Exercise directions: Can you write out the whole listing exactly?

▽

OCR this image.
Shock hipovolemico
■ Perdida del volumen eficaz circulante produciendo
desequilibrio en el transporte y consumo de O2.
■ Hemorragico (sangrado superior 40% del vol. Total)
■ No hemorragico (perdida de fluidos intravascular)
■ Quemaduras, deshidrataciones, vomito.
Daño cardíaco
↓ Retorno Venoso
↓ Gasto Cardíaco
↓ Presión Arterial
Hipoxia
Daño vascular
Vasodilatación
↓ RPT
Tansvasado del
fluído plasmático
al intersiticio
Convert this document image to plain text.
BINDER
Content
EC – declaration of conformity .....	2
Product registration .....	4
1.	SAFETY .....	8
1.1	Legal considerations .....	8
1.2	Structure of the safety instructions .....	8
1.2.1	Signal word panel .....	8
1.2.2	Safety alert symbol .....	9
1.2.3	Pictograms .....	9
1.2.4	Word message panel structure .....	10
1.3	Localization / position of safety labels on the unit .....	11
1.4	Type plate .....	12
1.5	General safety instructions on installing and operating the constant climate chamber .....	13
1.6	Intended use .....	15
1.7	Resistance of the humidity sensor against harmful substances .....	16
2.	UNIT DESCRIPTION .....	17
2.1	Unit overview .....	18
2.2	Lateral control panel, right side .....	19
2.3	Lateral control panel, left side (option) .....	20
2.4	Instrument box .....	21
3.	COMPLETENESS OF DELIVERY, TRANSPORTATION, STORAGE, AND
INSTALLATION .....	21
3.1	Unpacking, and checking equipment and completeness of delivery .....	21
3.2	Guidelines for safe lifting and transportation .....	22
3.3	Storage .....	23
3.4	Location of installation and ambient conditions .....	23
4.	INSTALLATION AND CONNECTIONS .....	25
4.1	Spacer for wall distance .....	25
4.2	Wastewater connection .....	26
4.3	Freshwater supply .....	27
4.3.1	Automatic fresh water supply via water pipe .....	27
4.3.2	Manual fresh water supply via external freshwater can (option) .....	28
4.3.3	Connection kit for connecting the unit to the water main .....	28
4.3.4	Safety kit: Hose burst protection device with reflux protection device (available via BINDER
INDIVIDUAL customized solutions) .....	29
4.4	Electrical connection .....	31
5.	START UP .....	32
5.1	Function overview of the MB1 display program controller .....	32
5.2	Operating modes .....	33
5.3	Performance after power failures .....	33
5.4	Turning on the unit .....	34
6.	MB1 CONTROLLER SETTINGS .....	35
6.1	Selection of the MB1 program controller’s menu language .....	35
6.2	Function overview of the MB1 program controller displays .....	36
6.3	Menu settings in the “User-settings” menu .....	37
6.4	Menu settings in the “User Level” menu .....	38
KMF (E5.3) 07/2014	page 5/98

△

Finished exercise:
OCR this image.
Shock hipovolemico
■ Perdida del volumen eficaz circulante produciendo
desequilibrio en el transporte y consumo de O2.
■ Hemorragico (sangrado superior 40% del vol. Total)
■ No hemorragico (perdida de fluidos intravascular)
■ Quemaduras, deshidrataciones, vomito.
Daño cardíaco
↓ Retorno Venoso
↓ Gasto Cardíaco
↓ Presión Arterial
Hipoxia
Daño vascular
Vasodilatación
↓ RPT
Tansvasado del
fluído plasmático
al intersiticio
Convert this document image to plain text.
BINDER
Content
EC – declaration of conformity .....	2
Product registration .....	4
1.	SAFETY .....	8
1.1	Legal considerations .....	8
1.2	Structure of the safety instructions .....	8
1.2.1	Signal word panel .....	8
1.2.2	Safety alert symbol .....	9
1.2.3	Pictograms .....	9
1.2.4	Word message panel structure .....	10
1.3	Localization / position of safety labels on the unit .....	11
1.4	Type plate .....	12
1.5	General safety instructions on installing and operating the constant climate chamber .....	13
1.6	Intended use .....	15
1.7	Resistance of the humidity sensor against harmful substances .....	16
2.	UNIT DESCRIPTION .....	17
2.1	Unit overview .....	18
2.2	Lateral control panel, right side .....	19
2.3	Lateral control panel, left side (option) .....	20
2.4	Instrument box .....	21
3.	COMPLETENESS OF DELIVERY, TRANSPORTATION, STORAGE, AND
INSTALLATION .....	21
3.1	Unpacking, and checking equipment and completeness of delivery .....	21
3.2	Guidelines for safe lifting and transportation .....	22
3.3	Storage .....	23
3.4	Location of installation and ambient conditions .....	23
4.	INSTALLATION AND CONNECTIONS .....	25
4.1	Spacer for wall distance .....	25
4.2	Wastewater connection .....	26
4.3	Freshwater supply .....	27
4.3.1	Automatic fresh water supply via water pipe .....	27
4.3.2	Manual fresh water supply via external freshwater can (option) .....	28
4.3.3	Connection kit for connecting the unit to the water main .....	28
4.3.4	Safety kit: Hose burst protection device with reflux protection device (available via BINDER
INDIVIDUAL customized solutions) .....	29
4.4	Electrical connection .....	31
5.	START UP .....	32
5.1	Function overview of the MB1 display program controller .....	32
5.2	Operating modes .....	33
5.3	Performance after power failures .....	33
5.4	Turning on the unit .....	34
6.	MB1 CONTROLLER SETTINGS .....	35
6.1	Selection of the MB1 program controller’s menu language .....	35
6.2	Function overview of the MB1 program controller displays .....	36
6.3	Menu settings in the “User-settings” menu .....	37
6.4	Menu settings in the “User Level” menu .....	38
KMF (E5.3) 07/2014	page 5/98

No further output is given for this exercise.